__WHAT YOU NEED TO DO__: Below are records. Copy every line with "have" in it.

[Part of a data file]
--- start ---

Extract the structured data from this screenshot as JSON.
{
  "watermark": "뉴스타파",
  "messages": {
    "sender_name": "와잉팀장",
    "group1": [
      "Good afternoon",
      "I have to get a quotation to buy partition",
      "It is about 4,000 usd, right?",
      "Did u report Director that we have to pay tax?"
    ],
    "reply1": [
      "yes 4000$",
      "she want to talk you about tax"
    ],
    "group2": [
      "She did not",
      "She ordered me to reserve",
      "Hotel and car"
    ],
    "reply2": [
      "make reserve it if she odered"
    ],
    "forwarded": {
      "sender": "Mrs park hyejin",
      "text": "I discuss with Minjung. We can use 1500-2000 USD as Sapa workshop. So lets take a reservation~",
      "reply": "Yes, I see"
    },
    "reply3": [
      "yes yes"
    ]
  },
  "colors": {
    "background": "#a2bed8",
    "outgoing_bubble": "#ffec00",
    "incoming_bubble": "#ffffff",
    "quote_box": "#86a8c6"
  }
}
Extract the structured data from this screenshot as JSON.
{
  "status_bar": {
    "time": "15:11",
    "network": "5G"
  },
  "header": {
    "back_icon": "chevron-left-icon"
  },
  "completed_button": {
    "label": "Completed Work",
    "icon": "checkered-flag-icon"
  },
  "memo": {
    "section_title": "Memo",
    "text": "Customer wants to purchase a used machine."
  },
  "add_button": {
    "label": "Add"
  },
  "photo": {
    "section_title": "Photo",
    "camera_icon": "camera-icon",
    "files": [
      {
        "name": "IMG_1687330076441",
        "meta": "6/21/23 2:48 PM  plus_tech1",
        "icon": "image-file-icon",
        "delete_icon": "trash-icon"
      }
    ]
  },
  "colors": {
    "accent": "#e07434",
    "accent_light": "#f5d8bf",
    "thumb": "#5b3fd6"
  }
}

--- end ---

__RESPONSE TO THE TASK__:
      "I have to get a quotation to buy partition",
      "Did u report Director that we have to pay tax?"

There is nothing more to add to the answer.